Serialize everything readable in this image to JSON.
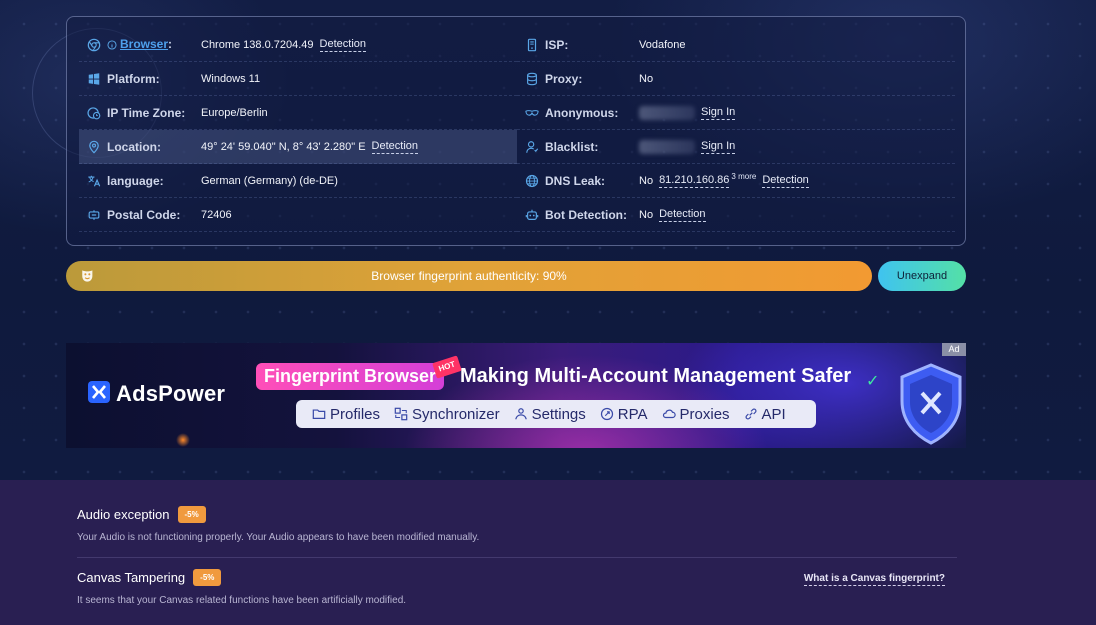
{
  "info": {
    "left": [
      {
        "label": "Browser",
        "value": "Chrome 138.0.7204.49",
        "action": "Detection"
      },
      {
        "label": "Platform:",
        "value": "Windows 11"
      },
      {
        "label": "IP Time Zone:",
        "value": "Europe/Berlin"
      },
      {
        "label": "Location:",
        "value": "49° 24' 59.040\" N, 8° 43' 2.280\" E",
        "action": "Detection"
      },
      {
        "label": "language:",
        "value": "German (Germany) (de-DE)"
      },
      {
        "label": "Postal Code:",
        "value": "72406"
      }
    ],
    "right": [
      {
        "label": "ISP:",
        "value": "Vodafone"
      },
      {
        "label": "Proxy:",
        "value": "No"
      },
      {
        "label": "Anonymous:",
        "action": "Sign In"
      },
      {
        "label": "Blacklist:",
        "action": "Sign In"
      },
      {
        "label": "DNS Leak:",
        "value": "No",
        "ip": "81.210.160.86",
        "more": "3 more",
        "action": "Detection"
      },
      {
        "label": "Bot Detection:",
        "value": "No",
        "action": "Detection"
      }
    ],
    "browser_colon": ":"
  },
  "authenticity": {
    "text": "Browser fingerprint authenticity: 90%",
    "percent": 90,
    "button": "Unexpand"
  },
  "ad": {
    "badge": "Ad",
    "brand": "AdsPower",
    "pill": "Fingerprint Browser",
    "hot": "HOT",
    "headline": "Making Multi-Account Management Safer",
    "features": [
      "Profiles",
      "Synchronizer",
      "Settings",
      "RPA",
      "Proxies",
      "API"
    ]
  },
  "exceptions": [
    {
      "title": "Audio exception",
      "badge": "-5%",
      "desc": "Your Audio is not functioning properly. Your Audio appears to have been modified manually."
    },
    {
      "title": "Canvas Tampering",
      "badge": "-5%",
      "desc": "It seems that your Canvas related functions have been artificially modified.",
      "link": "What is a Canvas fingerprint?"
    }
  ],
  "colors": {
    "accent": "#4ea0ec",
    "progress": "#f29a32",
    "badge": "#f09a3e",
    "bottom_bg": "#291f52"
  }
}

◇ ◇ ◇ ◇

What is required »
Search the listing for the word "title". Copy every line in which it occurs.

Task output »
      "title": "Audio exception",
      "title": "Canvas Tampering",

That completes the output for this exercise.